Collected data
◇ ◇ ◇ ◇ ◇
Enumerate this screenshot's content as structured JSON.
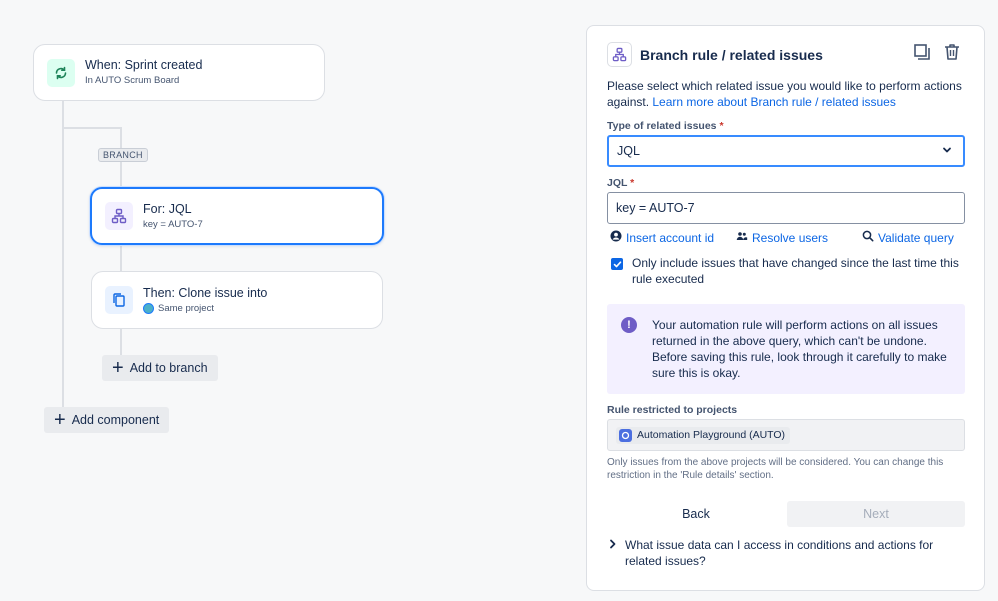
{
  "canvas": {
    "trigger": {
      "title": "When: Sprint created",
      "subtitle": "In AUTO Scrum Board"
    },
    "branch_tag": "BRANCH",
    "branch_card": {
      "title": "For: JQL",
      "subtitle": "key = AUTO-7"
    },
    "action_card": {
      "title": "Then: Clone issue into",
      "subtitle": "Same project"
    },
    "add_to_branch": "Add to branch",
    "add_component": "Add component"
  },
  "panel": {
    "title": "Branch rule / related issues",
    "description": "Please select which related issue you would like to perform actions against.",
    "learn_more": "Learn more about Branch rule / related issues",
    "type_label": "Type of related issues",
    "required_mark": "*",
    "type_value": "JQL",
    "jql_label": "JQL",
    "jql_value": "key = AUTO-7",
    "insert_account": "Insert account id",
    "resolve_users": "Resolve users",
    "validate_query": "Validate query",
    "checkbox_label": "Only include issues that have changed since the last time this rule executed",
    "checkbox_checked": true,
    "notice": "Your automation rule will perform actions on all issues returned in the above query, which can't be undone. Before saving this rule, look through it carefully to make sure this is okay.",
    "restricted_label": "Rule restricted to projects",
    "project_chip": "Automation Playground (AUTO)",
    "help_text": "Only issues from the above projects will be considered. You can change this restriction in the 'Rule details' section.",
    "back": "Back",
    "next": "Next",
    "faq": "What issue data can I access in conditions and actions for related issues?"
  },
  "colors": {
    "accent": "#1d7afc",
    "link": "#0c66e4",
    "notice_bg": "#f3f0ff",
    "trigger_icon_bg": "#dcfff1",
    "branch_icon_bg": "#f3f0ff",
    "action_icon_bg": "#e9f2ff"
  },
  "icons": [
    "refresh-icon",
    "hierarchy-icon",
    "copy-icon",
    "duplicate-icon",
    "trash-icon",
    "chevron-down-icon",
    "user-circle-icon",
    "people-icon",
    "search-icon",
    "check-icon",
    "info-icon",
    "project-icon",
    "chevron-right-icon",
    "plus-icon"
  ]
}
◇ ◇ ◇ ◇ ◇
EXERCISE AIM
Your copy should hold every record word for word and none of the pictures.

OUTPUT
Enumerate this screenshot's content as structured JSON.
{
  "canvas": {
    "trigger": {
      "title": "When: Sprint created",
      "subtitle": "In AUTO Scrum Board"
    },
    "branch_tag": "BRANCH",
    "branch_card": {
      "title": "For: JQL",
      "subtitle": "key = AUTO-7"
    },
    "action_card": {
      "title": "Then: Clone issue into",
      "subtitle": "Same project"
    },
    "add_to_branch": "Add to branch",
    "add_component": "Add component"
  },
  "panel": {
    "title": "Branch rule / related issues",
    "description": "Please select which related issue you would like to perform actions against.",
    "learn_more": "Learn more about Branch rule / related issues",
    "type_label": "Type of related issues",
    "required_mark": "*",
    "type_value": "JQL",
    "jql_label": "JQL",
    "jql_value": "key = AUTO-7",
    "insert_account": "Insert account id",
    "resolve_users": "Resolve users",
    "validate_query": "Validate query",
    "checkbox_label": "Only include issues that have changed since the last time this rule executed",
    "checkbox_checked": true,
    "notice": "Your automation rule will perform actions on all issues returned in the above query, which can't be undone. Before saving this rule, look through it carefully to make sure this is okay.",
    "restricted_label": "Rule restricted to projects",
    "project_chip": "Automation Playground (AUTO)",
    "help_text": "Only issues from the above projects will be considered. You can change this restriction in the 'Rule details' section.",
    "back": "Back",
    "next": "Next",
    "faq": "What issue data can I access in conditions and actions for related issues?"
  },
  "colors": {
    "accent": "#1d7afc",
    "link": "#0c66e4",
    "notice_bg": "#f3f0ff",
    "trigger_icon_bg": "#dcfff1",
    "branch_icon_bg": "#f3f0ff",
    "action_icon_bg": "#e9f2ff"
  },
  "icons": [
    "refresh-icon",
    "hierarchy-icon",
    "copy-icon",
    "duplicate-icon",
    "trash-icon",
    "chevron-down-icon",
    "user-circle-icon",
    "people-icon",
    "search-icon",
    "check-icon",
    "info-icon",
    "project-icon",
    "chevron-right-icon",
    "plus-icon"
  ]
}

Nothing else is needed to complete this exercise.